- _WHAT THE TASK ASKS_:
Take the material below and write it all out again exactly.
#### EXTRACTED RECORDS ####
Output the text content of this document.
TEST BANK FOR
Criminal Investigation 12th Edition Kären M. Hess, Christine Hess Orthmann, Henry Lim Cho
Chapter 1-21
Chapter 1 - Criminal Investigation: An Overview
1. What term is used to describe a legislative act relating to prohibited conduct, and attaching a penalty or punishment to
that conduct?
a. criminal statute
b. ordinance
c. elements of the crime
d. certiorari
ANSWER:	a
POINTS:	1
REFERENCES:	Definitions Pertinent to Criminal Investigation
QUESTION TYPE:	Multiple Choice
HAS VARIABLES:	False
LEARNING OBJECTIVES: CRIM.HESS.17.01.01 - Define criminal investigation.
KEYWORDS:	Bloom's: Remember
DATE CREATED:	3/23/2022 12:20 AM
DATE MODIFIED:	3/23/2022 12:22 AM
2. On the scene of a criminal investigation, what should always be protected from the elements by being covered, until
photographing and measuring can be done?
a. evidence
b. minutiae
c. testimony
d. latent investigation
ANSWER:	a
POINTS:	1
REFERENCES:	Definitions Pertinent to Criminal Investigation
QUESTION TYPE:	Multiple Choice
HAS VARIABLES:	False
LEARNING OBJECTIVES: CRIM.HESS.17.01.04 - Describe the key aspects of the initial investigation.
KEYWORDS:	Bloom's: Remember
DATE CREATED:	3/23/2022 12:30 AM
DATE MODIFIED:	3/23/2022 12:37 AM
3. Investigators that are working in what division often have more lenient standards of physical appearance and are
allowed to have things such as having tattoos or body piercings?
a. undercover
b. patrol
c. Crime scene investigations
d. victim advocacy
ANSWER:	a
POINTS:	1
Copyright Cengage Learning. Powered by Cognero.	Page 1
####
- _REPLY TO THE TASK_:
Output the text content of this document.
TEST BANK FOR
Criminal Investigation 12th Edition Kären M. Hess, Christine Hess Orthmann, Henry Lim Cho
Chapter 1-21
Chapter 1 - Criminal Investigation: An Overview
1. What term is used to describe a legislative act relating to prohibited conduct, and attaching a penalty or punishment to
that conduct?
a. criminal statute
b. ordinance
c. elements of the crime
d. certiorari
ANSWER:	a
POINTS:	1
REFERENCES:	Definitions Pertinent to Criminal Investigation
QUESTION TYPE:	Multiple Choice
HAS VARIABLES:	False
LEARNING OBJECTIVES: CRIM.HESS.17.01.01 - Define criminal investigation.
KEYWORDS:	Bloom's: Remember
DATE CREATED:	3/23/2022 12:20 AM
DATE MODIFIED:	3/23/2022 12:22 AM
2. On the scene of a criminal investigation, what should always be protected from the elements by being covered, until
photographing and measuring can be done?
a. evidence
b. minutiae
c. testimony
d. latent investigation
ANSWER:	a
POINTS:	1
REFERENCES:	Definitions Pertinent to Criminal Investigation
QUESTION TYPE:	Multiple Choice
HAS VARIABLES:	False
LEARNING OBJECTIVES: CRIM.HESS.17.01.04 - Describe the key aspects of the initial investigation.
KEYWORDS:	Bloom's: Remember
DATE CREATED:	3/23/2022 12:30 AM
DATE MODIFIED:	3/23/2022 12:37 AM
3. Investigators that are working in what division often have more lenient standards of physical appearance and are
allowed to have things such as having tattoos or body piercings?
a. undercover
b. patrol
c. Crime scene investigations
d. victim advocacy
ANSWER:	a
POINTS:	1
Copyright Cengage Learning. Powered by Cognero.	Page 1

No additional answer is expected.